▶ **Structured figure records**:

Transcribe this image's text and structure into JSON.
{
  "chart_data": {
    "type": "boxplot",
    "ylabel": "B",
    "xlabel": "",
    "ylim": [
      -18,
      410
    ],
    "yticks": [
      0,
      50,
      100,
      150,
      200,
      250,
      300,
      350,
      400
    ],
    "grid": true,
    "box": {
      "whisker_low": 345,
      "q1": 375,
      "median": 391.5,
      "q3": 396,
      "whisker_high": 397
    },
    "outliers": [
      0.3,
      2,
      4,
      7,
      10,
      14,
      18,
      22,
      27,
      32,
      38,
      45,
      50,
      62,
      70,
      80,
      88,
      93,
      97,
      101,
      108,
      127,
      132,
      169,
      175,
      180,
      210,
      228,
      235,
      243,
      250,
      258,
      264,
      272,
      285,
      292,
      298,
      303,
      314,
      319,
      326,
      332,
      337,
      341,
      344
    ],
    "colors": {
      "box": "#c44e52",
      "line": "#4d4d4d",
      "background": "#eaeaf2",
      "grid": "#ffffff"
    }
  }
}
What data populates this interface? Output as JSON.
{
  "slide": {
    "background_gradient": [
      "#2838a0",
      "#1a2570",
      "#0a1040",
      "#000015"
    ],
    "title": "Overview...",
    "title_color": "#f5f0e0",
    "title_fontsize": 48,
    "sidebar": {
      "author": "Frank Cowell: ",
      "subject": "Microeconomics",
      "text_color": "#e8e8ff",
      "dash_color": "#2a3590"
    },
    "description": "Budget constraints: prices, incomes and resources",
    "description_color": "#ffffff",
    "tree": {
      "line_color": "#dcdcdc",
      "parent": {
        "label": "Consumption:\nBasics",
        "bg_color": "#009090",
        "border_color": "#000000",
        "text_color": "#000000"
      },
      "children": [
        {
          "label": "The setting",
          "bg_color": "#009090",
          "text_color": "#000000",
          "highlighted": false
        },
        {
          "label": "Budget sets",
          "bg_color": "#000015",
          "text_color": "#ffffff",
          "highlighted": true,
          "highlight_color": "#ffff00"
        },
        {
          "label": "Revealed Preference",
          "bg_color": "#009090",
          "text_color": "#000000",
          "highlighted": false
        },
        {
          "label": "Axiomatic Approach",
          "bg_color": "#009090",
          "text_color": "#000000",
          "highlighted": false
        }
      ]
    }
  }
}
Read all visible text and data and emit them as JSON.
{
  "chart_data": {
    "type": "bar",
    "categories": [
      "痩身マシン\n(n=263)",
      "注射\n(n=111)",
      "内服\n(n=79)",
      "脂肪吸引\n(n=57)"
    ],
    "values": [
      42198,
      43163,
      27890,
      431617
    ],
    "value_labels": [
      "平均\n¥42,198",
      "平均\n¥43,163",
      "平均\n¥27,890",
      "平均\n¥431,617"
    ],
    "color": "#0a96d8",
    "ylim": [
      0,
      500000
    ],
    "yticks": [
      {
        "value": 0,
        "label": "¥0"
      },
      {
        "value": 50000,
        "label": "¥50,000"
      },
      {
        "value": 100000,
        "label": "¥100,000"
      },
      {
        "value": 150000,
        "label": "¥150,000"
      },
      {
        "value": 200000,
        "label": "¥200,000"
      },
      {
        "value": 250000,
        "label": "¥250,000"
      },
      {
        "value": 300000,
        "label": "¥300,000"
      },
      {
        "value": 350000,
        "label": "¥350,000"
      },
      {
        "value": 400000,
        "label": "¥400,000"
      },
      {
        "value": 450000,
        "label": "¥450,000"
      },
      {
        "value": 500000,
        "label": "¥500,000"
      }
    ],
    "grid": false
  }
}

▶ **SHORT PROBLEM**: Check each line of the records above for the string "this", and report every line that has it.

▶ **CORRECT OUTPUT**:
Transcribe this image's text and structure into JSON.
What data populates this interface? Output as JSON.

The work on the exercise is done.